*** DATA ***
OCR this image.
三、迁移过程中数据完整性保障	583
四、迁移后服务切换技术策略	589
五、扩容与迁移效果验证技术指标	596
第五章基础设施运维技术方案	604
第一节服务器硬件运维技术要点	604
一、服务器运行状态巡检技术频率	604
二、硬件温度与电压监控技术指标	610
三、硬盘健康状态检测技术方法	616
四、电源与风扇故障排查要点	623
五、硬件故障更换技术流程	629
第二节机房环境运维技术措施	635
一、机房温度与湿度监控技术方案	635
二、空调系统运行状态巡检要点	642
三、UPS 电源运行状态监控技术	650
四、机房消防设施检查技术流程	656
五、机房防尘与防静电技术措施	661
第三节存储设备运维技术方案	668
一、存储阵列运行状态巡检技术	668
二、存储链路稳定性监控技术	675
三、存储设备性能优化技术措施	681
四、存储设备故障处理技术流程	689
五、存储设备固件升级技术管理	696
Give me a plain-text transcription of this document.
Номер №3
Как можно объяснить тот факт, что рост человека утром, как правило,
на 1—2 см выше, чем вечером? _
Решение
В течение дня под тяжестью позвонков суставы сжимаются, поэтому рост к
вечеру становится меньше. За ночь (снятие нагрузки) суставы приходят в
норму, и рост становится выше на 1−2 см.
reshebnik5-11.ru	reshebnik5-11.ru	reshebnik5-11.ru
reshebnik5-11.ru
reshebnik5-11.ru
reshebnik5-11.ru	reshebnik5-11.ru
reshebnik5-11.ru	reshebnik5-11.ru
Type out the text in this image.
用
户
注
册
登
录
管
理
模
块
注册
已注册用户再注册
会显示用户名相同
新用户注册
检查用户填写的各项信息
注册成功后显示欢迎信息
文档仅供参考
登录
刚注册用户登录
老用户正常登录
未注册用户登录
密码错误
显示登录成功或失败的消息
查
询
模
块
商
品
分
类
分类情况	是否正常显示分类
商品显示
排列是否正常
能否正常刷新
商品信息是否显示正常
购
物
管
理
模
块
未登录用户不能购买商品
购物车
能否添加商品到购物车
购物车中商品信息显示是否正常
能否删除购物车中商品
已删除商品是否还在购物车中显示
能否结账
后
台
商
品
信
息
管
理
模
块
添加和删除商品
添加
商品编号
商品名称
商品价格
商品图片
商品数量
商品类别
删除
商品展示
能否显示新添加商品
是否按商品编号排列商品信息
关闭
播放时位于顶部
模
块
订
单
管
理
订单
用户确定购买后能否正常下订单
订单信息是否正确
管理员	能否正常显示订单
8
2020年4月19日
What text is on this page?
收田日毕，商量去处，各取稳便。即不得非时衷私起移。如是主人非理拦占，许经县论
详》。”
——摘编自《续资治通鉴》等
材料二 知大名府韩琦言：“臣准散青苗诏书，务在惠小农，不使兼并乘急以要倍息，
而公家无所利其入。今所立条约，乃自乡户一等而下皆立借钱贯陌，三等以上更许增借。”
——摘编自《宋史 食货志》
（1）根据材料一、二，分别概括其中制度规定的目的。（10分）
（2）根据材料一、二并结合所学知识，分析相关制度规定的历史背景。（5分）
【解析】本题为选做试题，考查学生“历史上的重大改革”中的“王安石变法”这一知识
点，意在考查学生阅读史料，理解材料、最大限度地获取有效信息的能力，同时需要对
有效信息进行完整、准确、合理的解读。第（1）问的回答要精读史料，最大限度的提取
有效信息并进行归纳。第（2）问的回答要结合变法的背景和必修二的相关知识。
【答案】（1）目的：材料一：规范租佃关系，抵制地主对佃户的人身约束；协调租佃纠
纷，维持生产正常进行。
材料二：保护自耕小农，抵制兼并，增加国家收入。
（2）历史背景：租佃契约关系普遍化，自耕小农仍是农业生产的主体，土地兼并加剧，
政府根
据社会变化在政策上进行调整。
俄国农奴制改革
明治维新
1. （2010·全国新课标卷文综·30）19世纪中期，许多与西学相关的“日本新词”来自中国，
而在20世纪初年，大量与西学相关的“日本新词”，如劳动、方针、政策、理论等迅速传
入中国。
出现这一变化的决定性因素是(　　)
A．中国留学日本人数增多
***
- _WORK TO BE COMPLETED_:
Extract the listing in its entirety and repeat it exactly.

- _WORKED SOLUTION_:
OCR this image.
三、迁移过程中数据完整性保障	583
四、迁移后服务切换技术策略	589
五、扩容与迁移效果验证技术指标	596
第五章基础设施运维技术方案	604
第一节服务器硬件运维技术要点	604
一、服务器运行状态巡检技术频率	604
二、硬件温度与电压监控技术指标	610
三、硬盘健康状态检测技术方法	616
四、电源与风扇故障排查要点	623
五、硬件故障更换技术流程	629
第二节机房环境运维技术措施	635
一、机房温度与湿度监控技术方案	635
二、空调系统运行状态巡检要点	642
三、UPS 电源运行状态监控技术	650
四、机房消防设施检查技术流程	656
五、机房防尘与防静电技术措施	661
第三节存储设备运维技术方案	668
一、存储阵列运行状态巡检技术	668
二、存储链路稳定性监控技术	675
三、存储设备性能优化技术措施	681
四、存储设备故障处理技术流程	689
五、存储设备固件升级技术管理	696
Give me a plain-text transcription of this document.
Номер №3
Как можно объяснить тот факт, что рост человека утром, как правило,
на 1—2 см выше, чем вечером? _
Решение
В течение дня под тяжестью позвонков суставы сжимаются, поэтому рост к
вечеру становится меньше. За ночь (снятие нагрузки) суставы приходят в
норму, и рост становится выше на 1−2 см.
reshebnik5-11.ru	reshebnik5-11.ru	reshebnik5-11.ru
reshebnik5-11.ru
reshebnik5-11.ru
reshebnik5-11.ru	reshebnik5-11.ru
reshebnik5-11.ru	reshebnik5-11.ru
Type out the text in this image.
用
户
注
册
登
录
管
理
模
块
注册
已注册用户再注册
会显示用户名相同
新用户注册
检查用户填写的各项信息
注册成功后显示欢迎信息
文档仅供参考
登录
刚注册用户登录
老用户正常登录
未注册用户登录
密码错误
显示登录成功或失败的消息
查
询
模
块
商
品
分
类
分类情况	是否正常显示分类
商品显示
排列是否正常
能否正常刷新
商品信息是否显示正常
购
物
管
理
模
块
未登录用户不能购买商品
购物车
能否添加商品到购物车
购物车中商品信息显示是否正常
能否删除购物车中商品
已删除商品是否还在购物车中显示
能否结账
后
台
商
品
信
息
管
理
模
块
添加和删除商品
添加
商品编号
商品名称
商品价格
商品图片
商品数量
商品类别
删除
商品展示
能否显示新添加商品
是否按商品编号排列商品信息
关闭
播放时位于顶部
模
块
订
单
管
理
订单
用户确定购买后能否正常下订单
订单信息是否正确
管理员	能否正常显示订单
8
2020年4月19日
What text is on this page?
收田日毕，商量去处，各取稳便。即不得非时衷私起移。如是主人非理拦占，许经县论
详》。”
——摘编自《续资治通鉴》等
材料二 知大名府韩琦言：“臣准散青苗诏书，务在惠小农，不使兼并乘急以要倍息，
而公家无所利其入。今所立条约，乃自乡户一等而下皆立借钱贯陌，三等以上更许增借。”
——摘编自《宋史 食货志》
（1）根据材料一、二，分别概括其中制度规定的目的。（10分）
（2）根据材料一、二并结合所学知识，分析相关制度规定的历史背景。（5分）
【解析】本题为选做试题，考查学生“历史上的重大改革”中的“王安石变法”这一知识
点，意在考查学生阅读史料，理解材料、最大限度地获取有效信息的能力，同时需要对
有效信息进行完整、准确、合理的解读。第（1）问的回答要精读史料，最大限度的提取
有效信息并进行归纳。第（2）问的回答要结合变法的背景和必修二的相关知识。
【答案】（1）目的：材料一：规范租佃关系，抵制地主对佃户的人身约束；协调租佃纠
纷，维持生产正常进行。
材料二：保护自耕小农，抵制兼并，增加国家收入。
（2）历史背景：租佃契约关系普遍化，自耕小农仍是农业生产的主体，土地兼并加剧，
政府根
据社会变化在政策上进行调整。
俄国农奴制改革
明治维新
1. （2010·全国新课标卷文综·30）19世纪中期，许多与西学相关的“日本新词”来自中国，
而在20世纪初年，大量与西学相关的“日本新词”，如劳动、方针、政策、理论等迅速传
入中国。
出现这一变化的决定性因素是(　　)
A．中国留学日本人数增多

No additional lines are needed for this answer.